What needs to be done: Find the lines with "source" in them and copy them out.
[Begin Records shown]
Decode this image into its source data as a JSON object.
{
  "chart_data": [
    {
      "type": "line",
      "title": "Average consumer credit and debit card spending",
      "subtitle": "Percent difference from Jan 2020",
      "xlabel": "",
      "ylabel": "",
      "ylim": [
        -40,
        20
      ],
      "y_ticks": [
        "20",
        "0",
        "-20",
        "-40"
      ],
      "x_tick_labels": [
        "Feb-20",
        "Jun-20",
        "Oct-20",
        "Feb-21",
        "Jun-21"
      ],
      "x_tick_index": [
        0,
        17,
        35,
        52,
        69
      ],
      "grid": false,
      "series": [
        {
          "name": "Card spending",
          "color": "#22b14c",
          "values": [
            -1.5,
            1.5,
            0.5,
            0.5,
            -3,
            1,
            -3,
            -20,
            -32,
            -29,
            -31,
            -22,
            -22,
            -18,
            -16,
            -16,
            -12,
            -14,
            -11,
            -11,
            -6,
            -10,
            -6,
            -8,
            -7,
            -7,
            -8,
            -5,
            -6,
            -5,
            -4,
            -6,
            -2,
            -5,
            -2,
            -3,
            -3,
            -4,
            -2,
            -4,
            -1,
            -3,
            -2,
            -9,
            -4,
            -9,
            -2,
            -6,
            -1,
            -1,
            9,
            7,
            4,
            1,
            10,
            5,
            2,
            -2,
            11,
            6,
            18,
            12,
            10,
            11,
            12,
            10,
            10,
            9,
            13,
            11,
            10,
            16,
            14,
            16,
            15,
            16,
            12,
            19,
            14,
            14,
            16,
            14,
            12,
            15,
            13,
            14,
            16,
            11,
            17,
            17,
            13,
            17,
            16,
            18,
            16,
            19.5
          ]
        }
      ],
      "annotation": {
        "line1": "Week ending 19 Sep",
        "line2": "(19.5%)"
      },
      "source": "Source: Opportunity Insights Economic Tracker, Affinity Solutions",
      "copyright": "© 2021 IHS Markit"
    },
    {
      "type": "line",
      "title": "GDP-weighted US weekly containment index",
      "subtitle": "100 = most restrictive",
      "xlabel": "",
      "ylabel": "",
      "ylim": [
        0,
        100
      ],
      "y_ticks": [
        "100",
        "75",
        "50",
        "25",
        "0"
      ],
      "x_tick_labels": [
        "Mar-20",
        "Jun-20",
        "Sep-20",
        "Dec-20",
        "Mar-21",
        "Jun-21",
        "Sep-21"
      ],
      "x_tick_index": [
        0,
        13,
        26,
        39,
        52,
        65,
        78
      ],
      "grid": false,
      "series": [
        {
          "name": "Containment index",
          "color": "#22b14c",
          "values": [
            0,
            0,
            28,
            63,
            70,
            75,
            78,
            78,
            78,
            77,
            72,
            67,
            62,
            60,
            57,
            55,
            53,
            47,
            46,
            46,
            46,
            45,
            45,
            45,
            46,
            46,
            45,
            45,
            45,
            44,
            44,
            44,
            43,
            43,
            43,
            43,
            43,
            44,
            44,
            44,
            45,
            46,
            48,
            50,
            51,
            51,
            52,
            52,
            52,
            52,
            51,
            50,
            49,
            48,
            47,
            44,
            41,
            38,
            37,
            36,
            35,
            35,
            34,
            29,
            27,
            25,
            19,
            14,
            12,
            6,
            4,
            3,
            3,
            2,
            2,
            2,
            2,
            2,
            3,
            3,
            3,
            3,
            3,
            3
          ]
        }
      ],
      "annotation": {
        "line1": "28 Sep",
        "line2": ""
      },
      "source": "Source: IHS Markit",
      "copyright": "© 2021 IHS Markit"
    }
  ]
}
[End Records shown]
Task result:
Decode this image into its source data as a JSON object.
      "source": "Source: Opportunity Insights Economic Tracker, Affinity Solutions",
      "source": "Source: IHS Markit",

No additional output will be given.